> Task details
Leave every picture out and write out the records below exactly.

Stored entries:
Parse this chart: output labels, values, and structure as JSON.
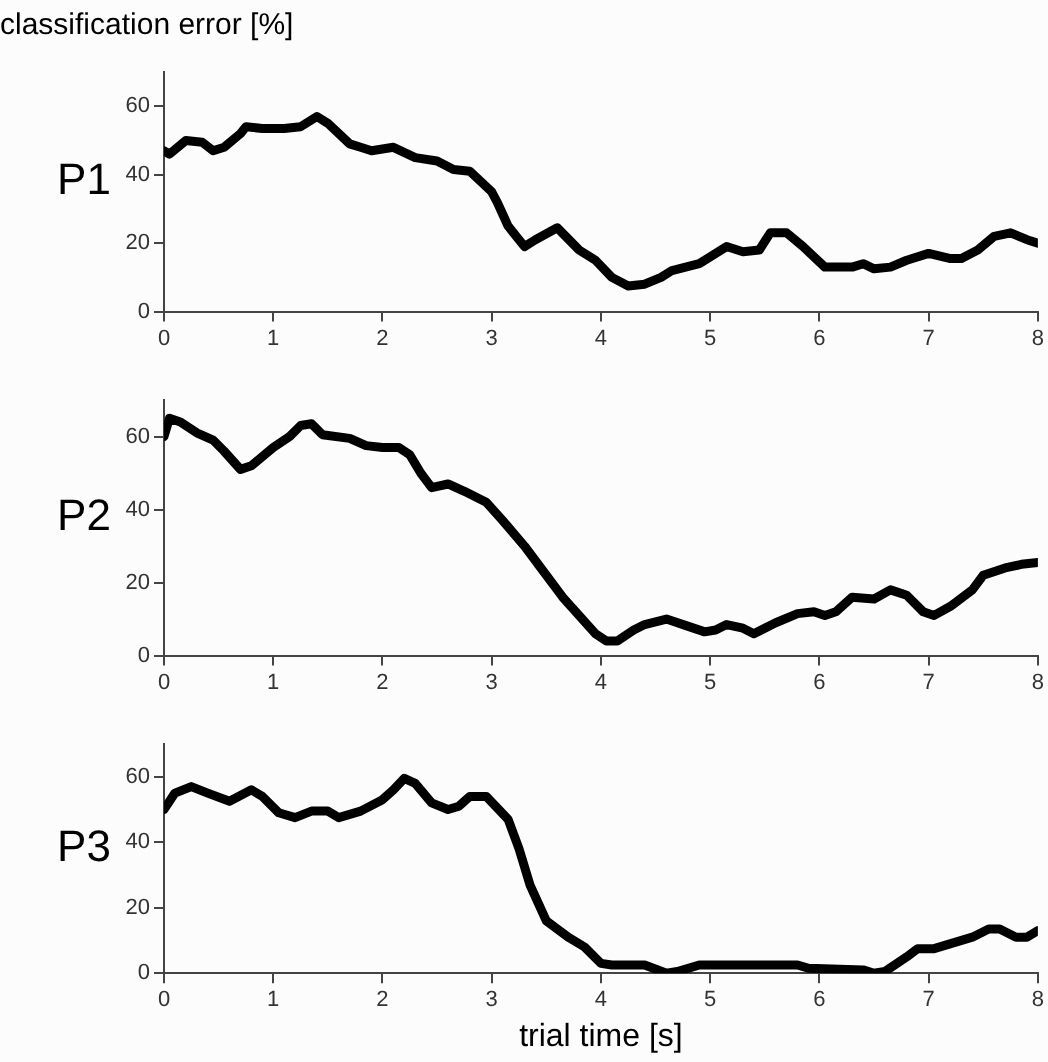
{
  "chart_data": [
    {
      "type": "line",
      "title": "classification error [%]",
      "ylabel": "P1",
      "xlim": [
        0,
        8
      ],
      "xticks": [
        0,
        1,
        2,
        3,
        4,
        5,
        6,
        7,
        8
      ],
      "ylim": [
        0,
        70
      ],
      "yticks": [
        0,
        20,
        40,
        60
      ],
      "grid": false,
      "legend": false,
      "marker": "none",
      "line_style": "solid",
      "series": [
        {
          "color": "#000000",
          "x": [
            0,
            0.05,
            0.2,
            0.35,
            0.45,
            0.55,
            0.7,
            0.75,
            0.9,
            1.1,
            1.25,
            1.4,
            1.5,
            1.7,
            1.8,
            1.9,
            2.1,
            2.3,
            2.5,
            2.65,
            2.8,
            2.9,
            3.0,
            3.05,
            3.15,
            3.3,
            3.4,
            3.6,
            3.8,
            3.95,
            4.1,
            4.25,
            4.4,
            4.55,
            4.65,
            4.9,
            5.0,
            5.15,
            5.3,
            5.45,
            5.55,
            5.7,
            5.85,
            6.05,
            6.3,
            6.4,
            6.5,
            6.65,
            6.8,
            7.0,
            7.2,
            7.3,
            7.45,
            7.6,
            7.75,
            7.9,
            8
          ],
          "values": [
            47,
            46,
            50,
            49.5,
            47,
            48,
            52,
            54,
            53.5,
            53.5,
            54,
            57,
            55,
            49,
            48,
            47,
            48,
            45,
            44,
            41.5,
            41,
            38,
            35,
            32,
            25,
            19,
            21,
            24.5,
            18,
            15,
            10,
            7.5,
            8,
            10,
            12,
            14,
            16,
            19,
            17.5,
            18,
            23,
            23,
            19,
            13,
            13,
            14,
            12.5,
            13,
            15,
            17,
            15.5,
            15.5,
            18,
            22,
            23,
            21,
            20
          ]
        }
      ]
    },
    {
      "type": "line",
      "ylabel": "P2",
      "xlim": [
        0,
        8
      ],
      "xticks": [
        0,
        1,
        2,
        3,
        4,
        5,
        6,
        7,
        8
      ],
      "ylim": [
        0,
        70
      ],
      "yticks": [
        0,
        20,
        40,
        60
      ],
      "grid": false,
      "legend": false,
      "marker": "none",
      "line_style": "solid",
      "series": [
        {
          "color": "#000000",
          "x": [
            0,
            0.05,
            0.15,
            0.3,
            0.45,
            0.55,
            0.7,
            0.8,
            1.0,
            1.15,
            1.25,
            1.35,
            1.45,
            1.7,
            1.85,
            2.0,
            2.15,
            2.25,
            2.35,
            2.45,
            2.6,
            2.75,
            2.95,
            3.1,
            3.3,
            3.5,
            3.65,
            3.8,
            3.95,
            4.05,
            4.15,
            4.3,
            4.4,
            4.6,
            4.8,
            4.95,
            5.05,
            5.15,
            5.3,
            5.4,
            5.6,
            5.8,
            5.95,
            6.05,
            6.15,
            6.3,
            6.5,
            6.65,
            6.8,
            6.95,
            7.05,
            7.2,
            7.4,
            7.5,
            7.7,
            7.85,
            8
          ],
          "values": [
            60,
            65,
            64,
            61,
            59,
            56,
            51,
            52,
            57,
            60,
            63,
            63.5,
            60.5,
            59.5,
            57.5,
            57,
            57,
            55,
            50,
            46,
            47,
            45,
            42,
            37,
            30,
            22,
            16,
            11,
            6,
            4,
            4,
            7,
            8.5,
            10,
            8,
            6.5,
            7,
            8.5,
            7.5,
            6,
            9,
            11.5,
            12,
            11,
            12,
            16,
            15.5,
            18,
            16.5,
            12,
            11,
            13.5,
            18,
            22,
            24,
            25,
            25.5
          ]
        }
      ]
    },
    {
      "type": "line",
      "ylabel": "P3",
      "xlabel": "trial time [s]",
      "xlim": [
        0,
        8
      ],
      "xticks": [
        0,
        1,
        2,
        3,
        4,
        5,
        6,
        7,
        8
      ],
      "ylim": [
        0,
        70
      ],
      "yticks": [
        0,
        20,
        40,
        60
      ],
      "grid": false,
      "legend": false,
      "marker": "none",
      "line_style": "solid",
      "series": [
        {
          "color": "#000000",
          "x": [
            0,
            0.1,
            0.25,
            0.4,
            0.6,
            0.8,
            0.9,
            1.05,
            1.2,
            1.35,
            1.5,
            1.6,
            1.8,
            2.0,
            2.1,
            2.2,
            2.3,
            2.45,
            2.6,
            2.7,
            2.8,
            2.95,
            3.05,
            3.15,
            3.25,
            3.35,
            3.5,
            3.7,
            3.85,
            4.0,
            4.1,
            4.4,
            4.6,
            4.7,
            4.9,
            5.8,
            5.9,
            6.4,
            6.5,
            6.6,
            6.8,
            6.9,
            7.05,
            7.4,
            7.55,
            7.65,
            7.8,
            7.9,
            8
          ],
          "values": [
            50,
            55,
            57,
            55,
            52.5,
            56,
            54,
            49,
            47.5,
            49.5,
            49.5,
            47.5,
            49.5,
            53,
            56,
            59.5,
            58,
            52,
            50,
            51,
            54,
            54,
            50.5,
            47,
            38,
            27,
            16,
            11,
            8,
            3,
            2.5,
            2.5,
            0,
            0.5,
            2.5,
            2.5,
            1.5,
            1,
            0,
            0.5,
            5,
            7.5,
            7.5,
            11,
            13.5,
            13.5,
            11,
            11,
            13
          ]
        }
      ]
    }
  ]
}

> The solution
Parse this chart: output labels, values, and structure as JSON.
{
  "chart_data": [
    {
      "type": "line",
      "title": "classification error [%]",
      "ylabel": "P1",
      "xlim": [
        0,
        8
      ],
      "xticks": [
        0,
        1,
        2,
        3,
        4,
        5,
        6,
        7,
        8
      ],
      "ylim": [
        0,
        70
      ],
      "yticks": [
        0,
        20,
        40,
        60
      ],
      "grid": false,
      "legend": false,
      "marker": "none",
      "line_style": "solid",
      "series": [
        {
          "color": "#000000",
          "x": [
            0,
            0.05,
            0.2,
            0.35,
            0.45,
            0.55,
            0.7,
            0.75,
            0.9,
            1.1,
            1.25,
            1.4,
            1.5,
            1.7,
            1.8,
            1.9,
            2.1,
            2.3,
            2.5,
            2.65,
            2.8,
            2.9,
            3.0,
            3.05,
            3.15,
            3.3,
            3.4,
            3.6,
            3.8,
            3.95,
            4.1,
            4.25,
            4.4,
            4.55,
            4.65,
            4.9,
            5.0,
            5.15,
            5.3,
            5.45,
            5.55,
            5.7,
            5.85,
            6.05,
            6.3,
            6.4,
            6.5,
            6.65,
            6.8,
            7.0,
            7.2,
            7.3,
            7.45,
            7.6,
            7.75,
            7.9,
            8
          ],
          "values": [
            47,
            46,
            50,
            49.5,
            47,
            48,
            52,
            54,
            53.5,
            53.5,
            54,
            57,
            55,
            49,
            48,
            47,
            48,
            45,
            44,
            41.5,
            41,
            38,
            35,
            32,
            25,
            19,
            21,
            24.5,
            18,
            15,
            10,
            7.5,
            8,
            10,
            12,
            14,
            16,
            19,
            17.5,
            18,
            23,
            23,
            19,
            13,
            13,
            14,
            12.5,
            13,
            15,
            17,
            15.5,
            15.5,
            18,
            22,
            23,
            21,
            20
          ]
        }
      ]
    },
    {
      "type": "line",
      "ylabel": "P2",
      "xlim": [
        0,
        8
      ],
      "xticks": [
        0,
        1,
        2,
        3,
        4,
        5,
        6,
        7,
        8
      ],
      "ylim": [
        0,
        70
      ],
      "yticks": [
        0,
        20,
        40,
        60
      ],
      "grid": false,
      "legend": false,
      "marker": "none",
      "line_style": "solid",
      "series": [
        {
          "color": "#000000",
          "x": [
            0,
            0.05,
            0.15,
            0.3,
            0.45,
            0.55,
            0.7,
            0.8,
            1.0,
            1.15,
            1.25,
            1.35,
            1.45,
            1.7,
            1.85,
            2.0,
            2.15,
            2.25,
            2.35,
            2.45,
            2.6,
            2.75,
            2.95,
            3.1,
            3.3,
            3.5,
            3.65,
            3.8,
            3.95,
            4.05,
            4.15,
            4.3,
            4.4,
            4.6,
            4.8,
            4.95,
            5.05,
            5.15,
            5.3,
            5.4,
            5.6,
            5.8,
            5.95,
            6.05,
            6.15,
            6.3,
            6.5,
            6.65,
            6.8,
            6.95,
            7.05,
            7.2,
            7.4,
            7.5,
            7.7,
            7.85,
            8
          ],
          "values": [
            60,
            65,
            64,
            61,
            59,
            56,
            51,
            52,
            57,
            60,
            63,
            63.5,
            60.5,
            59.5,
            57.5,
            57,
            57,
            55,
            50,
            46,
            47,
            45,
            42,
            37,
            30,
            22,
            16,
            11,
            6,
            4,
            4,
            7,
            8.5,
            10,
            8,
            6.5,
            7,
            8.5,
            7.5,
            6,
            9,
            11.5,
            12,
            11,
            12,
            16,
            15.5,
            18,
            16.5,
            12,
            11,
            13.5,
            18,
            22,
            24,
            25,
            25.5
          ]
        }
      ]
    },
    {
      "type": "line",
      "ylabel": "P3",
      "xlabel": "trial time [s]",
      "xlim": [
        0,
        8
      ],
      "xticks": [
        0,
        1,
        2,
        3,
        4,
        5,
        6,
        7,
        8
      ],
      "ylim": [
        0,
        70
      ],
      "yticks": [
        0,
        20,
        40,
        60
      ],
      "grid": false,
      "legend": false,
      "marker": "none",
      "line_style": "solid",
      "series": [
        {
          "color": "#000000",
          "x": [
            0,
            0.1,
            0.25,
            0.4,
            0.6,
            0.8,
            0.9,
            1.05,
            1.2,
            1.35,
            1.5,
            1.6,
            1.8,
            2.0,
            2.1,
            2.2,
            2.3,
            2.45,
            2.6,
            2.7,
            2.8,
            2.95,
            3.05,
            3.15,
            3.25,
            3.35,
            3.5,
            3.7,
            3.85,
            4.0,
            4.1,
            4.4,
            4.6,
            4.7,
            4.9,
            5.8,
            5.9,
            6.4,
            6.5,
            6.6,
            6.8,
            6.9,
            7.05,
            7.4,
            7.55,
            7.65,
            7.8,
            7.9,
            8
          ],
          "values": [
            50,
            55,
            57,
            55,
            52.5,
            56,
            54,
            49,
            47.5,
            49.5,
            49.5,
            47.5,
            49.5,
            53,
            56,
            59.5,
            58,
            52,
            50,
            51,
            54,
            54,
            50.5,
            47,
            38,
            27,
            16,
            11,
            8,
            3,
            2.5,
            2.5,
            0,
            0.5,
            2.5,
            2.5,
            1.5,
            1,
            0,
            0.5,
            5,
            7.5,
            7.5,
            11,
            13.5,
            13.5,
            11,
            11,
            13
          ]
        }
      ]
    }
  ]
}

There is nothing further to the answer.